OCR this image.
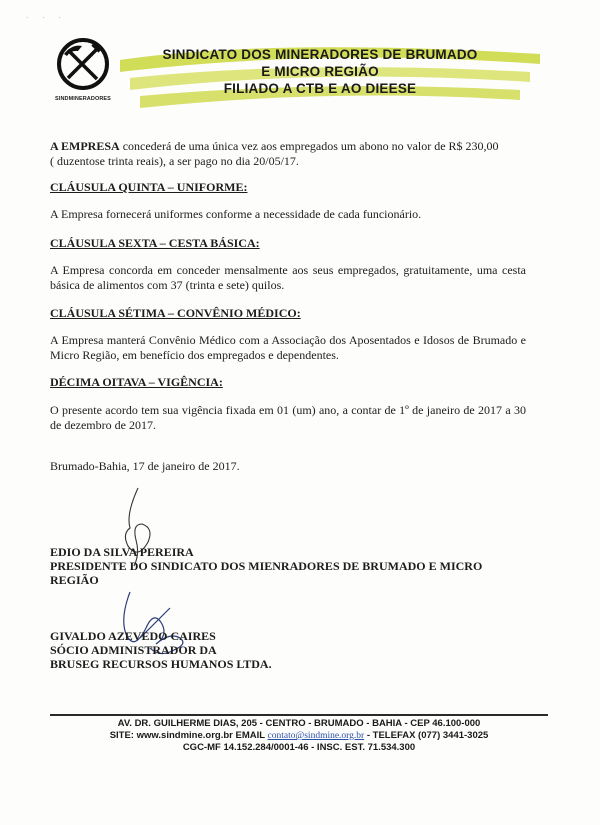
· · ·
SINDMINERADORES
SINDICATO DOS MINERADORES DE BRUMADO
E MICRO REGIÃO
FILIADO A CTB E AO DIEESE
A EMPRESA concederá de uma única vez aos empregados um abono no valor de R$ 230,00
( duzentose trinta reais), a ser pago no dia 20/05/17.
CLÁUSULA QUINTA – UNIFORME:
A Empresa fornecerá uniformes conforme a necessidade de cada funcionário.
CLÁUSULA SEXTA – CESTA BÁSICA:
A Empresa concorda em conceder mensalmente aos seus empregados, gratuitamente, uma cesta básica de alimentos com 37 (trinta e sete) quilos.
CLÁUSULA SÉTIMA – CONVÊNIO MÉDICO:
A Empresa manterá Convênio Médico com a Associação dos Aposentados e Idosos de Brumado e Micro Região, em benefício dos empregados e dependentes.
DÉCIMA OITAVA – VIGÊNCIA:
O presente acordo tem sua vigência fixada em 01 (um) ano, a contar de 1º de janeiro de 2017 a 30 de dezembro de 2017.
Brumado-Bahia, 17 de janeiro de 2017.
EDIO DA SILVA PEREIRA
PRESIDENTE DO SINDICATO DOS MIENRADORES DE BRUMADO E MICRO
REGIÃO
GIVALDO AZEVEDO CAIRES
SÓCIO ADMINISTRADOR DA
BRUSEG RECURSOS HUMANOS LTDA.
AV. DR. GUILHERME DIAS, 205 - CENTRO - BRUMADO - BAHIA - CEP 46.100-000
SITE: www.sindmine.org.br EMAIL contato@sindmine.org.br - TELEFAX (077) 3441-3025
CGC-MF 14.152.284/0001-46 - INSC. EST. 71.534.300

* * * * *

* **What you will do**:
Write out every entry again word for word, without any of the pictures.

* **Answer to this exercise**:
OCR this image.
· · ·
SINDMINERADORES
SINDICATO DOS MINERADORES DE BRUMADO
E MICRO REGIÃO
FILIADO A CTB E AO DIEESE
A EMPRESA concederá de uma única vez aos empregados um abono no valor de R$ 230,00
( duzentose trinta reais), a ser pago no dia 20/05/17.
CLÁUSULA QUINTA – UNIFORME:
A Empresa fornecerá uniformes conforme a necessidade de cada funcionário.
CLÁUSULA SEXTA – CESTA BÁSICA:
A Empresa concorda em conceder mensalmente aos seus empregados, gratuitamente, uma cesta básica de alimentos com 37 (trinta e sete) quilos.
CLÁUSULA SÉTIMA – CONVÊNIO MÉDICO:
A Empresa manterá Convênio Médico com a Associação dos Aposentados e Idosos de Brumado e Micro Região, em benefício dos empregados e dependentes.
DÉCIMA OITAVA – VIGÊNCIA:
O presente acordo tem sua vigência fixada em 01 (um) ano, a contar de 1º de janeiro de 2017 a 30 de dezembro de 2017.
Brumado-Bahia, 17 de janeiro de 2017.
EDIO DA SILVA PEREIRA
PRESIDENTE DO SINDICATO DOS MIENRADORES DE BRUMADO E MICRO
REGIÃO
GIVALDO AZEVEDO CAIRES
SÓCIO ADMINISTRADOR DA
BRUSEG RECURSOS HUMANOS LTDA.
AV. DR. GUILHERME DIAS, 205 - CENTRO - BRUMADO - BAHIA - CEP 46.100-000
SITE: www.sindmine.org.br EMAIL contato@sindmine.org.br - TELEFAX (077) 3441-3025
CGC-MF 14.152.284/0001-46 - INSC. EST. 71.534.300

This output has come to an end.